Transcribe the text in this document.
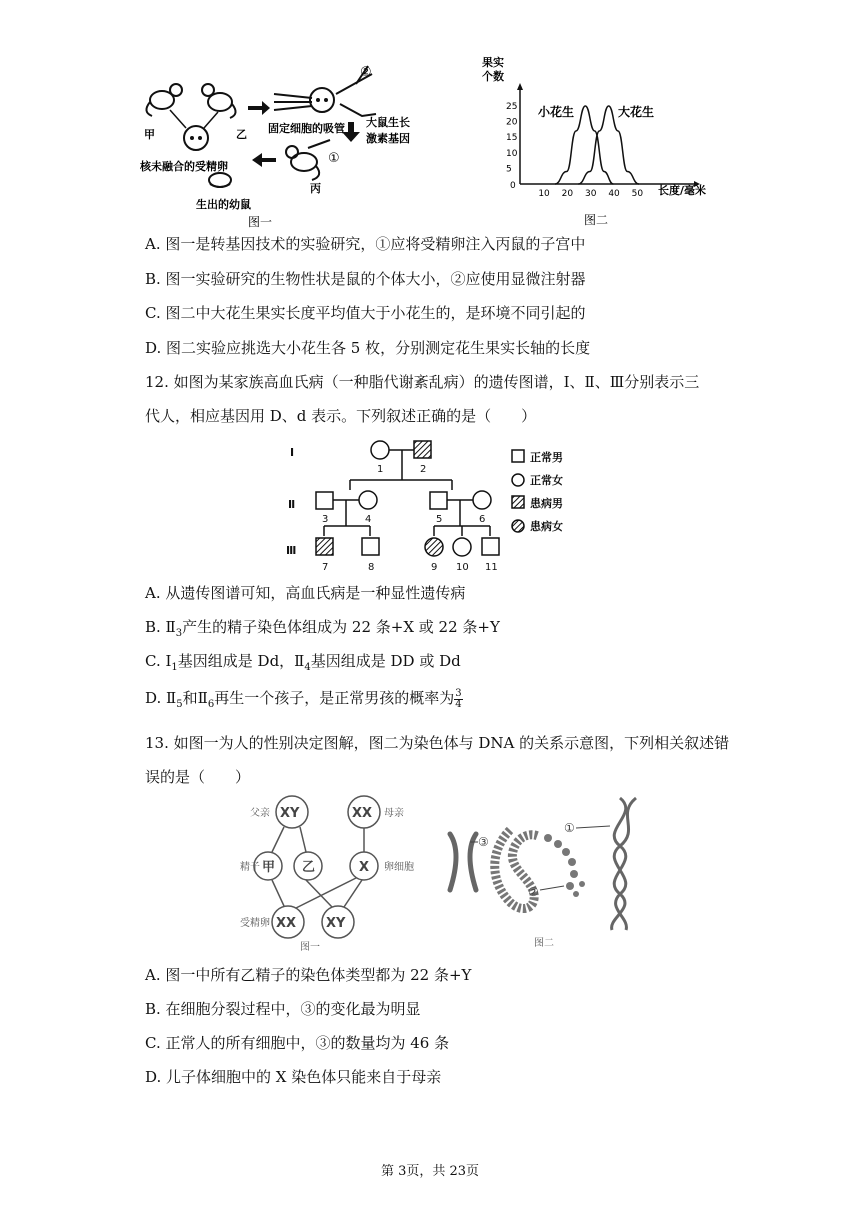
甲	乙
核未融合的受精卵
②
固定细胞的吸管 大鼠生长
激素基因
①
丙
生出的幼鼠
图一
果实
个数
0
10 20 30 40 50
5
10
15
20
25 小花生	大花生
长度/毫米
图二
A. 图一是转基因技术的实验研究，①应将受精卵注入丙鼠的子宫中
B. 图一实验研究的生物性状是鼠的个体大小，②应使用显微注射器
C. 图二中大花生果实长度平均值大于小花生的，是环境不同引起的
D. 图二实验应挑选大小花生各 5 枚，分别测定花生果实长轴的长度
12. 如图为某家族高血氏病（一种脂代谢紊乱病）的遗传图谱，Ⅰ、Ⅱ、Ⅲ分别表示三
代人，相应基因用 D、d 表示。下列叙述正确的是（　　）
Ⅰ
Ⅱ
Ⅲ
1	2
3	4	5	6
7	8	9 10 11
正常男
正常女
患病男
患病女
A. 从遗传图谱可知，高血氏病是一种显性遗传病
B. $Ⅱ_3$产生的精子染色体组成为 22 条+X 或 22 条+Y
C. $Ⅰ_1$基因组成是 Dd，$Ⅱ_4$基因组成是 DD 或 Dd
D. $Ⅱ_5$和$Ⅱ_6$再生一个孩子，是正常男孩的概率为 $\frac{3}{4}$
13. 如图一为人的性别决定图解，图二为染色体与 DNA 的关系示意图，下列相关叙述错
误的是（　　）
XY	XX
甲 乙	X
XX XY
父亲	母亲
精子	卵细胞
受精卵
图一
③
②
①
图二
A. 图一中所有乙精子的染色体类型都为 22 条+Y
B. 在细胞分裂过程中，③的变化最为明显
C. 正常人的所有细胞中，③的数量均为 46 条
D. 儿子体细胞中的 X 染色体只能来自于母亲
第 3页，共 23页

⁂

:: THE TASK ::
Write the records above out again exactly, with no pictures in your copy.

:: TASK RESULT ::
Transcribe the text in this document.
甲	乙
核未融合的受精卵
②
固定细胞的吸管 大鼠生长
激素基因
①
丙
生出的幼鼠
图一
果实
个数
0
10 20 30 40 50
5
10
15
20
25 小花生	大花生
长度/毫米
图二
A. 图一是转基因技术的实验研究，①应将受精卵注入丙鼠的子宫中
B. 图一实验研究的生物性状是鼠的个体大小，②应使用显微注射器
C. 图二中大花生果实长度平均值大于小花生的，是环境不同引起的
D. 图二实验应挑选大小花生各 5 枚，分别测定花生果实长轴的长度
12. 如图为某家族高血氏病（一种脂代谢紊乱病）的遗传图谱，Ⅰ、Ⅱ、Ⅲ分别表示三
代人，相应基因用 D、d 表示。下列叙述正确的是（　　）
Ⅰ
Ⅱ
Ⅲ
1	2
3	4	5	6
7	8	9 10 11
正常男
正常女
患病男
患病女
A. 从遗传图谱可知，高血氏病是一种显性遗传病
B. $Ⅱ_3$产生的精子染色体组成为 22 条+X 或 22 条+Y
C. $Ⅰ_1$基因组成是 Dd，$Ⅱ_4$基因组成是 DD 或 Dd
D. $Ⅱ_5$和$Ⅱ_6$再生一个孩子，是正常男孩的概率为 $\frac{3}{4}$
13. 如图一为人的性别决定图解，图二为染色体与 DNA 的关系示意图，下列相关叙述错
误的是（　　）
XY	XX
甲 乙	X
XX XY
父亲	母亲
精子	卵细胞
受精卵
图一
③
②
①
图二
A. 图一中所有乙精子的染色体类型都为 22 条+Y
B. 在细胞分裂过程中，③的变化最为明显
C. 正常人的所有细胞中，③的数量均为 46 条
D. 儿子体细胞中的 X 染色体只能来自于母亲
第 3页，共 23页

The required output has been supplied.